_Written task_
Each entry below is to be written out exactly, and the pictures are to be left out.

***** Input records

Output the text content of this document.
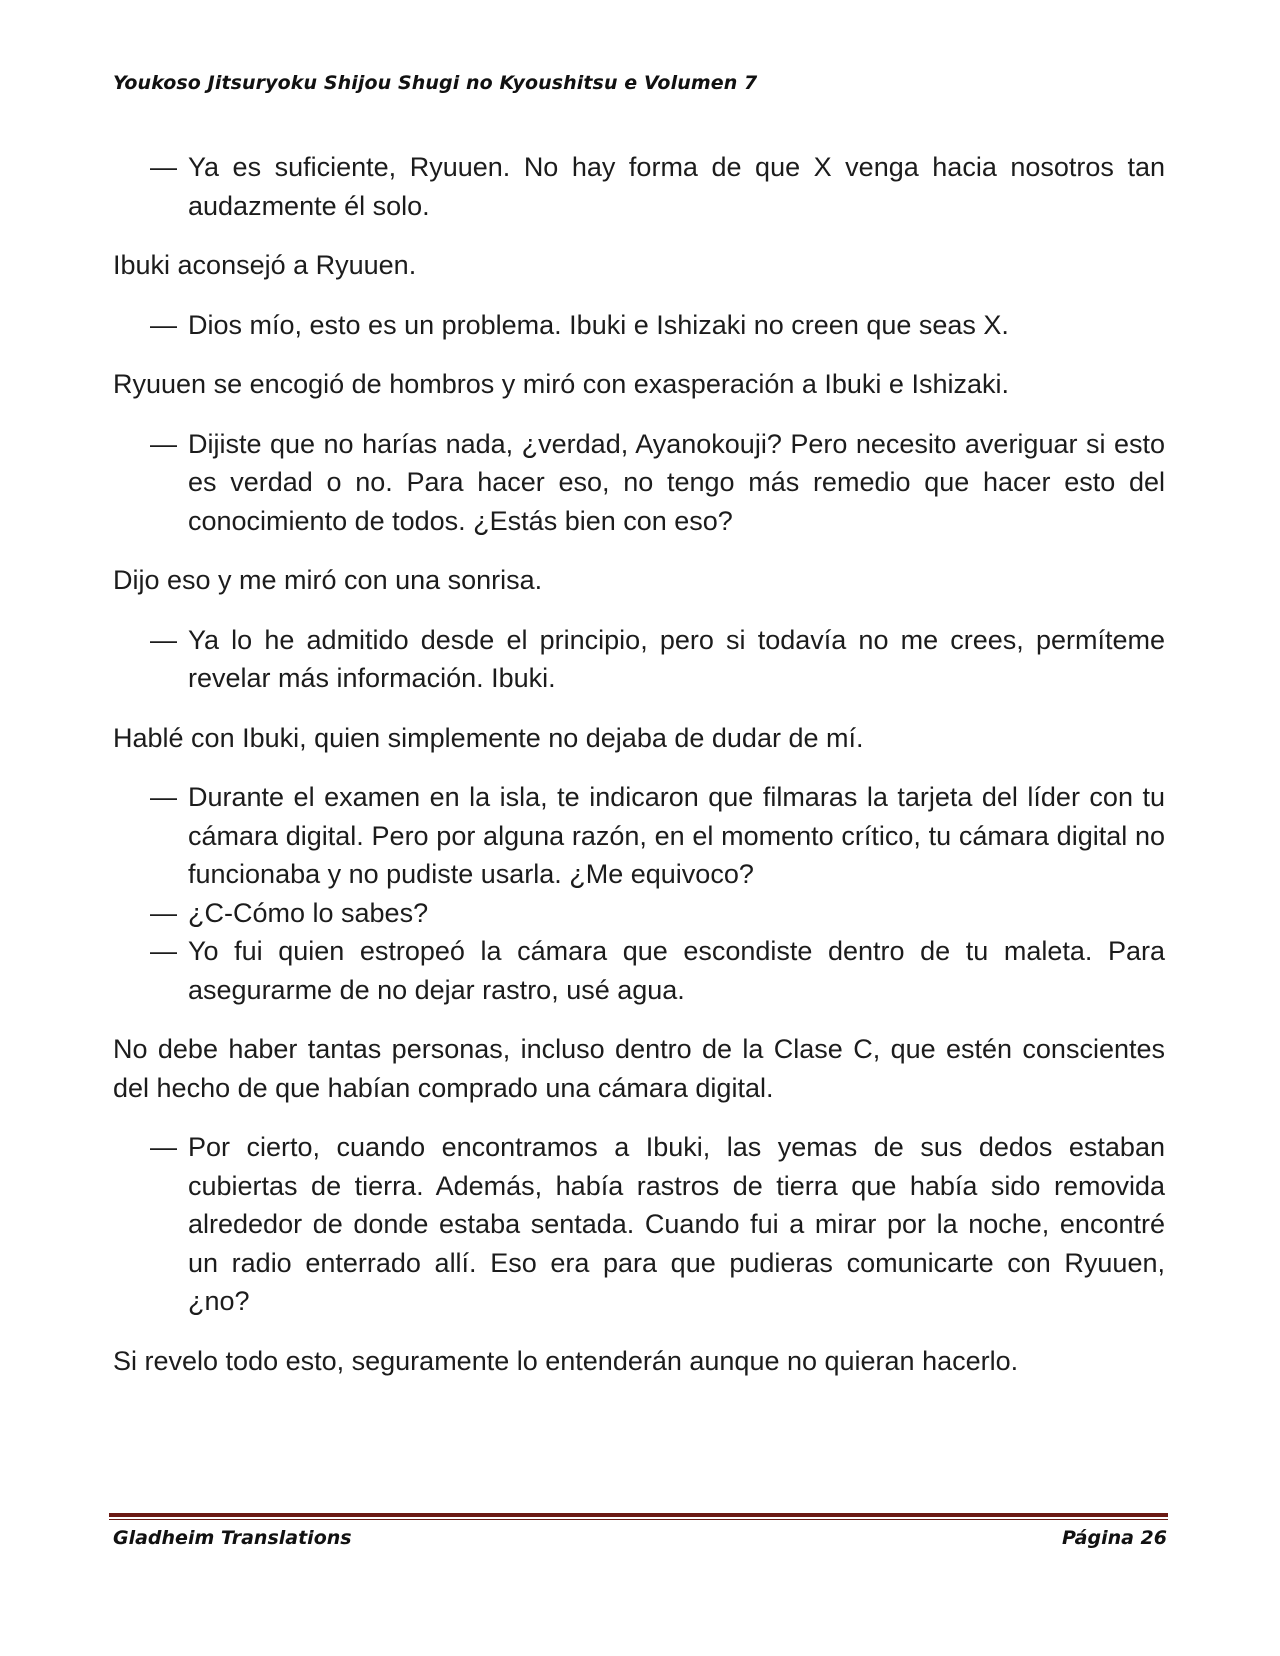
Youkoso Jitsuryoku Shijou Shugi no Kyoushitsu e Volumen 7
— Ya es suficiente, Ryuuen. No hay forma de que X venga hacia nosotros tan audazmente él solo.
Ibuki aconsejó a Ryuuen.
— Dios mío, esto es un problema. Ibuki e Ishizaki no creen que seas X.
Ryuuen se encogió de hombros y miró con exasperación a Ibuki e Ishizaki.
— Dijiste que no harías nada, ¿verdad, Ayanokouji? Pero necesito averiguar si esto es verdad o no. Para hacer eso, no tengo más remedio que hacer esto del conocimiento de todos. ¿Estás bien con eso?
Dijo eso y me miró con una sonrisa.
— Ya lo he admitido desde el principio, pero si todavía no me crees, permíteme revelar más información. Ibuki.
Hablé con Ibuki, quien simplemente no dejaba de dudar de mí.
— Durante el examen en la isla, te indicaron que filmaras la tarjeta del líder con tu cámara digital. Pero por alguna razón, en el momento crítico, tu cámara digital no funcionaba y no pudiste usarla. ¿Me equivoco?
— ¿C-Cómo lo sabes?
— Yo fui quien estropeó la cámara que escondiste dentro de tu maleta. Para asegurarme de no dejar rastro, usé agua.
No debe haber tantas personas, incluso dentro de la Clase C, que estén conscientes del hecho de que habían comprado una cámara digital.
— Por cierto, cuando encontramos a Ibuki, las yemas de sus dedos estaban cubiertas de tierra. Además, había rastros de tierra que había sido removida alrededor de donde estaba sentada. Cuando fui a mirar por la noche, encontré un radio enterrado allí. Eso era para que pudieras comunicarte con Ryuuen, ¿no?
Si revelo todo esto, seguramente lo entenderán aunque no quieran hacerlo.
Gladheim Translations	Página 26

**********

_Output for this task_
Output the text content of this document.
Youkoso Jitsuryoku Shijou Shugi no Kyoushitsu e Volumen 7
— Ya es suficiente, Ryuuen. No hay forma de que X venga hacia nosotros tan audazmente él solo.
Ibuki aconsejó a Ryuuen.
— Dios mío, esto es un problema. Ibuki e Ishizaki no creen que seas X.
Ryuuen se encogió de hombros y miró con exasperación a Ibuki e Ishizaki.
— Dijiste que no harías nada, ¿verdad, Ayanokouji? Pero necesito averiguar si esto es verdad o no. Para hacer eso, no tengo más remedio que hacer esto del conocimiento de todos. ¿Estás bien con eso?
Dijo eso y me miró con una sonrisa.
— Ya lo he admitido desde el principio, pero si todavía no me crees, permíteme revelar más información. Ibuki.
Hablé con Ibuki, quien simplemente no dejaba de dudar de mí.
— Durante el examen en la isla, te indicaron que filmaras la tarjeta del líder con tu cámara digital. Pero por alguna razón, en el momento crítico, tu cámara digital no funcionaba y no pudiste usarla. ¿Me equivoco?
— ¿C-Cómo lo sabes?
— Yo fui quien estropeó la cámara que escondiste dentro de tu maleta. Para asegurarme de no dejar rastro, usé agua.
No debe haber tantas personas, incluso dentro de la Clase C, que estén conscientes del hecho de que habían comprado una cámara digital.
— Por cierto, cuando encontramos a Ibuki, las yemas de sus dedos estaban cubiertas de tierra. Además, había rastros de tierra que había sido removida alrededor de donde estaba sentada. Cuando fui a mirar por la noche, encontré un radio enterrado allí. Eso era para que pudieras comunicarte con Ryuuen, ¿no?
Si revelo todo esto, seguramente lo entenderán aunque no quieran hacerlo.
Gladheim Translations	Página 26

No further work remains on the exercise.